Items listed in a dataset
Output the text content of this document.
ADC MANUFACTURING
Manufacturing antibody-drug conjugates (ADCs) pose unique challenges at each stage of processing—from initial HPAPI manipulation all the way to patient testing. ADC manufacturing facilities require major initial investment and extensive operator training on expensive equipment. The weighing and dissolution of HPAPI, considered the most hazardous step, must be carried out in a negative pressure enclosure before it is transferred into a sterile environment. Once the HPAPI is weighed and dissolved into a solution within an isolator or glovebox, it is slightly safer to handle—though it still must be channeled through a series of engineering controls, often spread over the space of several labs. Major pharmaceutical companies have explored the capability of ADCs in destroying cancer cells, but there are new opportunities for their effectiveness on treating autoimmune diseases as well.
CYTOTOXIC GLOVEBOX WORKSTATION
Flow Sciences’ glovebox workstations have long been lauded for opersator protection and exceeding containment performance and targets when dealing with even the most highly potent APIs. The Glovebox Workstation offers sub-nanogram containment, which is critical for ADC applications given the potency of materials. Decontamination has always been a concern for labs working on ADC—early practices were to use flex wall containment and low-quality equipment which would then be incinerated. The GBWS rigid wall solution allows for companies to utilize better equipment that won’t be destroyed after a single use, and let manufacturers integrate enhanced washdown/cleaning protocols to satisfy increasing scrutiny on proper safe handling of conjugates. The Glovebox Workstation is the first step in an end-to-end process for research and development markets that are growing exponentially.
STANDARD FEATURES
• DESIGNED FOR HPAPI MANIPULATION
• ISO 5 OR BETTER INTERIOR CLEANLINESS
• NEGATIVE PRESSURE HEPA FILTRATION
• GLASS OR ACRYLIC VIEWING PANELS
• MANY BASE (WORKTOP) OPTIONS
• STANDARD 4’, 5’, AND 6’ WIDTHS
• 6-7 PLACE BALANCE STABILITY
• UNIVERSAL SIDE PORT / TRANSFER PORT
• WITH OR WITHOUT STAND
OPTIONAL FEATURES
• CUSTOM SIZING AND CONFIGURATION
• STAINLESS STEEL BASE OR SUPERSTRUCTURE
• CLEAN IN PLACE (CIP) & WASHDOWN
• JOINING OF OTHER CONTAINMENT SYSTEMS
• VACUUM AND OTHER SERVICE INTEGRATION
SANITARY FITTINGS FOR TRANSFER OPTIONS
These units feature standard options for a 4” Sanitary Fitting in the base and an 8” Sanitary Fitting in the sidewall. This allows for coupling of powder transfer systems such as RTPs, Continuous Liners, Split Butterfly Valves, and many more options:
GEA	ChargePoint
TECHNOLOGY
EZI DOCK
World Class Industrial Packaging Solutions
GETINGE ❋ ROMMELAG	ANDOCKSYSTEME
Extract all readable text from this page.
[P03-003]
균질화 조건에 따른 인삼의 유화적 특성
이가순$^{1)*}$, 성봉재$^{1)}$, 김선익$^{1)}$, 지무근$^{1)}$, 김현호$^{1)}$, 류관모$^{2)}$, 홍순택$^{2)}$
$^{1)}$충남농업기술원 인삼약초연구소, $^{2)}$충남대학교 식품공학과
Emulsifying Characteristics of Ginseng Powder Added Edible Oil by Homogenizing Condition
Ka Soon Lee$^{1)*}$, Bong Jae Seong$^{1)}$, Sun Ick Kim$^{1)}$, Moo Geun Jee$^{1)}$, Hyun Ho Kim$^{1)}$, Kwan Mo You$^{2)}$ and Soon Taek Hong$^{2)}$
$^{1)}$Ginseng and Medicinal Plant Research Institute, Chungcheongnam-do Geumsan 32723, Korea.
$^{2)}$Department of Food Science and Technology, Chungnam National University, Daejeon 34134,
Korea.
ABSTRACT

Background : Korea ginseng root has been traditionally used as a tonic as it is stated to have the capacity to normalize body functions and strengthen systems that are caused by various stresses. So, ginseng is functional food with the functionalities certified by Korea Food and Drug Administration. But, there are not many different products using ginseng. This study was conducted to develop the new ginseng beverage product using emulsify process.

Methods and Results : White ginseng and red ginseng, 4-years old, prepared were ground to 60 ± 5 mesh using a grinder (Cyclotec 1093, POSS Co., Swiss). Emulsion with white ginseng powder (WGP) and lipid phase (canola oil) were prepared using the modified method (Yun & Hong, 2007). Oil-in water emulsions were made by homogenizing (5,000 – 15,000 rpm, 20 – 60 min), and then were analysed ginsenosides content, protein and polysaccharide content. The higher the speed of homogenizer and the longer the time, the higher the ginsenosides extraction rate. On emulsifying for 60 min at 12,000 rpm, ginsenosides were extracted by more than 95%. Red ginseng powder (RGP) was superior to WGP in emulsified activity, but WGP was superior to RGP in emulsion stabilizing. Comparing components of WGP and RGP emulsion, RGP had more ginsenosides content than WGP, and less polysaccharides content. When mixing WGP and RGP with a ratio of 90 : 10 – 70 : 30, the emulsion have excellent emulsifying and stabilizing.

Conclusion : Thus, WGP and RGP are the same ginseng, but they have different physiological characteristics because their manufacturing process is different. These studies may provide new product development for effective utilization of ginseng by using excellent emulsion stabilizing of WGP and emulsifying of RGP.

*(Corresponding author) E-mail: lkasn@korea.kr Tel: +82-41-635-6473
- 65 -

* [WHAT YOU ARE ASKED TO DO]:
Go through the records above and copy each line exactly.

* [ANSWER TO THIS EXERCISE]:
Output the text content of this document.
ADC MANUFACTURING
Manufacturing antibody-drug conjugates (ADCs) pose unique challenges at each stage of processing—from initial HPAPI manipulation all the way to patient testing. ADC manufacturing facilities require major initial investment and extensive operator training on expensive equipment. The weighing and dissolution of HPAPI, considered the most hazardous step, must be carried out in a negative pressure enclosure before it is transferred into a sterile environment. Once the HPAPI is weighed and dissolved into a solution within an isolator or glovebox, it is slightly safer to handle—though it still must be channeled through a series of engineering controls, often spread over the space of several labs. Major pharmaceutical companies have explored the capability of ADCs in destroying cancer cells, but there are new opportunities for their effectiveness on treating autoimmune diseases as well.
CYTOTOXIC GLOVEBOX WORKSTATION
Flow Sciences’ glovebox workstations have long been lauded for opersator protection and exceeding containment performance and targets when dealing with even the most highly potent APIs. The Glovebox Workstation offers sub-nanogram containment, which is critical for ADC applications given the potency of materials. Decontamination has always been a concern for labs working on ADC—early practices were to use flex wall containment and low-quality equipment which would then be incinerated. The GBWS rigid wall solution allows for companies to utilize better equipment that won’t be destroyed after a single use, and let manufacturers integrate enhanced washdown/cleaning protocols to satisfy increasing scrutiny on proper safe handling of conjugates. The Glovebox Workstation is the first step in an end-to-end process for research and development markets that are growing exponentially.
STANDARD FEATURES
• DESIGNED FOR HPAPI MANIPULATION
• ISO 5 OR BETTER INTERIOR CLEANLINESS
• NEGATIVE PRESSURE HEPA FILTRATION
• GLASS OR ACRYLIC VIEWING PANELS
• MANY BASE (WORKTOP) OPTIONS
• STANDARD 4’, 5’, AND 6’ WIDTHS
• 6-7 PLACE BALANCE STABILITY
• UNIVERSAL SIDE PORT / TRANSFER PORT
• WITH OR WITHOUT STAND
OPTIONAL FEATURES
• CUSTOM SIZING AND CONFIGURATION
• STAINLESS STEEL BASE OR SUPERSTRUCTURE
• CLEAN IN PLACE (CIP) & WASHDOWN
• JOINING OF OTHER CONTAINMENT SYSTEMS
• VACUUM AND OTHER SERVICE INTEGRATION
SANITARY FITTINGS FOR TRANSFER OPTIONS
These units feature standard options for a 4” Sanitary Fitting in the base and an 8” Sanitary Fitting in the sidewall. This allows for coupling of powder transfer systems such as RTPs, Continuous Liners, Split Butterfly Valves, and many more options:
GEA	ChargePoint
TECHNOLOGY
EZI DOCK
World Class Industrial Packaging Solutions
GETINGE ❋ ROMMELAG	ANDOCKSYSTEME
Extract all readable text from this page.
[P03-003]
균질화 조건에 따른 인삼의 유화적 특성
이가순$^{1)*}$, 성봉재$^{1)}$, 김선익$^{1)}$, 지무근$^{1)}$, 김현호$^{1)}$, 류관모$^{2)}$, 홍순택$^{2)}$
$^{1)}$충남농업기술원 인삼약초연구소, $^{2)}$충남대학교 식품공학과
Emulsifying Characteristics of Ginseng Powder Added Edible Oil by Homogenizing Condition
Ka Soon Lee$^{1)*}$, Bong Jae Seong$^{1)}$, Sun Ick Kim$^{1)}$, Moo Geun Jee$^{1)}$, Hyun Ho Kim$^{1)}$, Kwan Mo You$^{2)}$ and Soon Taek Hong$^{2)}$
$^{1)}$Ginseng and Medicinal Plant Research Institute, Chungcheongnam-do Geumsan 32723, Korea.
$^{2)}$Department of Food Science and Technology, Chungnam National University, Daejeon 34134,
Korea.
ABSTRACT

Background : Korea ginseng root has been traditionally used as a tonic as it is stated to have the capacity to normalize body functions and strengthen systems that are caused by various stresses. So, ginseng is functional food with the functionalities certified by Korea Food and Drug Administration. But, there are not many different products using ginseng. This study was conducted to develop the new ginseng beverage product using emulsify process.

Methods and Results : White ginseng and red ginseng, 4-years old, prepared were ground to 60 ± 5 mesh using a grinder (Cyclotec 1093, POSS Co., Swiss). Emulsion with white ginseng powder (WGP) and lipid phase (canola oil) were prepared using the modified method (Yun & Hong, 2007). Oil-in water emulsions were made by homogenizing (5,000 – 15,000 rpm, 20 – 60 min), and then were analysed ginsenosides content, protein and polysaccharide content. The higher the speed of homogenizer and the longer the time, the higher the ginsenosides extraction rate. On emulsifying for 60 min at 12,000 rpm, ginsenosides were extracted by more than 95%. Red ginseng powder (RGP) was superior to WGP in emulsified activity, but WGP was superior to RGP in emulsion stabilizing. Comparing components of WGP and RGP emulsion, RGP had more ginsenosides content than WGP, and less polysaccharides content. When mixing WGP and RGP with a ratio of 90 : 10 – 70 : 30, the emulsion have excellent emulsifying and stabilizing.

Conclusion : Thus, WGP and RGP are the same ginseng, but they have different physiological characteristics because their manufacturing process is different. These studies may provide new product development for effective utilization of ginseng by using excellent emulsion stabilizing of WGP and emulsifying of RGP.

*(Corresponding author) E-mail: lkasn@korea.kr Tel: +82-41-635-6473
- 65 -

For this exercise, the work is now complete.